:: Exercise brief ::
Copy each line that has the string "Dollar" somewhere in it.

(Excerpts from a figure dataset)
+++

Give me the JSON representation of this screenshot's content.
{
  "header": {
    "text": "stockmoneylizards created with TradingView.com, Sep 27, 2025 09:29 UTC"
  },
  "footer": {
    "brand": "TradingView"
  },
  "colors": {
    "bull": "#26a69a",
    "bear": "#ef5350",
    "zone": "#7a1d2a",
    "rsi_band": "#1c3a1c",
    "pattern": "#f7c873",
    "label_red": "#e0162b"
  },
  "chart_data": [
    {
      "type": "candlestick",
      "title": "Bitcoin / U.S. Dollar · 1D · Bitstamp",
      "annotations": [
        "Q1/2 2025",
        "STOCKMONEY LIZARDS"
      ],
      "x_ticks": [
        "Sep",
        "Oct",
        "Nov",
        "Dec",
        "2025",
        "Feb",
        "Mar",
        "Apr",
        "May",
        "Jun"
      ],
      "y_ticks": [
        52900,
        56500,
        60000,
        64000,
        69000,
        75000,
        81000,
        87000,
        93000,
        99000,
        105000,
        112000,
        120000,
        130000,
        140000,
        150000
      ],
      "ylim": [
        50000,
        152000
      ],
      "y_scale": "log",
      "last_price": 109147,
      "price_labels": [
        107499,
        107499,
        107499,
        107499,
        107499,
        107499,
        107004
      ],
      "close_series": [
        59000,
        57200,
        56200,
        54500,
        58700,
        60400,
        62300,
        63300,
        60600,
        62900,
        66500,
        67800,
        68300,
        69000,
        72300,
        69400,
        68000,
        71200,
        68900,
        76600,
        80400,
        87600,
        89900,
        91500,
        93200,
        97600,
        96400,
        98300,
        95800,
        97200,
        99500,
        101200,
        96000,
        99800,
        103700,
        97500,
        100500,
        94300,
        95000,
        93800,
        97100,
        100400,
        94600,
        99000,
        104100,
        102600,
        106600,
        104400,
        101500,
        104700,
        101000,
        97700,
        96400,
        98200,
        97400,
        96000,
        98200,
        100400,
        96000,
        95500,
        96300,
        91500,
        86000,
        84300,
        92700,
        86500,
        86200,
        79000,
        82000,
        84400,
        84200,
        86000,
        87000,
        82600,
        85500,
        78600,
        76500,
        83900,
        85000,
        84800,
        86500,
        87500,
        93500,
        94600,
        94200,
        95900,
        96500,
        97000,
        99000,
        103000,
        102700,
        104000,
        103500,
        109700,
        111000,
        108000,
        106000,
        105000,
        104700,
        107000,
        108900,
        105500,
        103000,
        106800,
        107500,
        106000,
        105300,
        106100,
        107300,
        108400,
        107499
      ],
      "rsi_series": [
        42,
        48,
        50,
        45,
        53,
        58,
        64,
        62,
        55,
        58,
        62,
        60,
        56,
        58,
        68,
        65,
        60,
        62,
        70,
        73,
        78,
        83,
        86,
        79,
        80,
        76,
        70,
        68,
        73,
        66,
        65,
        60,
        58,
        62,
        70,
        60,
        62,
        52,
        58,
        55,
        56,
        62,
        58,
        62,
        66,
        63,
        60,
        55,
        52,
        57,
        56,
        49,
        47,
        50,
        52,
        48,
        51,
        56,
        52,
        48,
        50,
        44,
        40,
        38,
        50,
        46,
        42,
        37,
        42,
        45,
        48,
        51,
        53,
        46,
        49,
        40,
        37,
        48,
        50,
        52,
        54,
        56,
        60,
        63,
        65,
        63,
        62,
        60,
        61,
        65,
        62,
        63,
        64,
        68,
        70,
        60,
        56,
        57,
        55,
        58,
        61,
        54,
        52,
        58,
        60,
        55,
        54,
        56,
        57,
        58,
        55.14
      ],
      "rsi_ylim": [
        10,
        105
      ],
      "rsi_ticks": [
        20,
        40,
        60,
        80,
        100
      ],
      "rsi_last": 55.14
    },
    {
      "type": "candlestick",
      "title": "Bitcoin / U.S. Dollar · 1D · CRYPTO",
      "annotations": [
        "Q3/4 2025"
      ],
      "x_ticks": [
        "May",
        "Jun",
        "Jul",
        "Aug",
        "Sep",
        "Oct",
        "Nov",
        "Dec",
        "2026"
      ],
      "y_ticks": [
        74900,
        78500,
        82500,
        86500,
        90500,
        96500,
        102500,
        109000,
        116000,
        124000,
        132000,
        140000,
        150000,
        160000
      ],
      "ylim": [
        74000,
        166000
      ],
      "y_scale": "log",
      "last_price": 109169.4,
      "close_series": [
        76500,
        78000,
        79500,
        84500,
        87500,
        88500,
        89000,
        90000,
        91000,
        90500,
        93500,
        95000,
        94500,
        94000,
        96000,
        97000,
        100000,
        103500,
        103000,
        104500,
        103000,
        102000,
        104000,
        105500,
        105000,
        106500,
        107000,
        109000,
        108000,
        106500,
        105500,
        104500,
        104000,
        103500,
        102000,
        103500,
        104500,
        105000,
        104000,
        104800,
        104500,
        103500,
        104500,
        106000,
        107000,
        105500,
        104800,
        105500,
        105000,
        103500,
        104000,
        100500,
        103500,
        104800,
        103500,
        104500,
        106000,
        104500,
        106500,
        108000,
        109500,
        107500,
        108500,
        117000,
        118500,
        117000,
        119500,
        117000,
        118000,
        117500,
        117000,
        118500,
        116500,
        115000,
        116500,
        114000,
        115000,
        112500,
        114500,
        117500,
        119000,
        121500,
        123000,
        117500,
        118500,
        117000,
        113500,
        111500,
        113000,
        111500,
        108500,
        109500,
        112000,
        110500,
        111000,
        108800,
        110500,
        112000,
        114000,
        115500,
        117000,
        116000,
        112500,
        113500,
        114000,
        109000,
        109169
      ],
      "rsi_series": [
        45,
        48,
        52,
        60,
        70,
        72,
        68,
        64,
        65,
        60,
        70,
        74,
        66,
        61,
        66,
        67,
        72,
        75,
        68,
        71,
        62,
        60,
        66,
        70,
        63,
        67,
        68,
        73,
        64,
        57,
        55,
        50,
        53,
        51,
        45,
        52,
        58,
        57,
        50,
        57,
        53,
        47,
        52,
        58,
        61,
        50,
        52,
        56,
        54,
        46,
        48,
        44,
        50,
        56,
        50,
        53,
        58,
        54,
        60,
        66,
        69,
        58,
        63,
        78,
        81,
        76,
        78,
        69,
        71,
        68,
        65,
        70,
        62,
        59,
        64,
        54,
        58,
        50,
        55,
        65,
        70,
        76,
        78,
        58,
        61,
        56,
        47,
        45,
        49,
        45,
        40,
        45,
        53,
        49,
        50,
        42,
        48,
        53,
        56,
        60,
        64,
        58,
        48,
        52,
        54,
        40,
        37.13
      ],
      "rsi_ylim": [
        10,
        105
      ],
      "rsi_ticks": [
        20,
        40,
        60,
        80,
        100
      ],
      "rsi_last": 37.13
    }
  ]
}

+++

:: Complete output ::
      "title": "Bitcoin / U.S. Dollar · 1D · Bitstamp",
      "title": "Bitcoin / U.S. Dollar · 1D · CRYPTO",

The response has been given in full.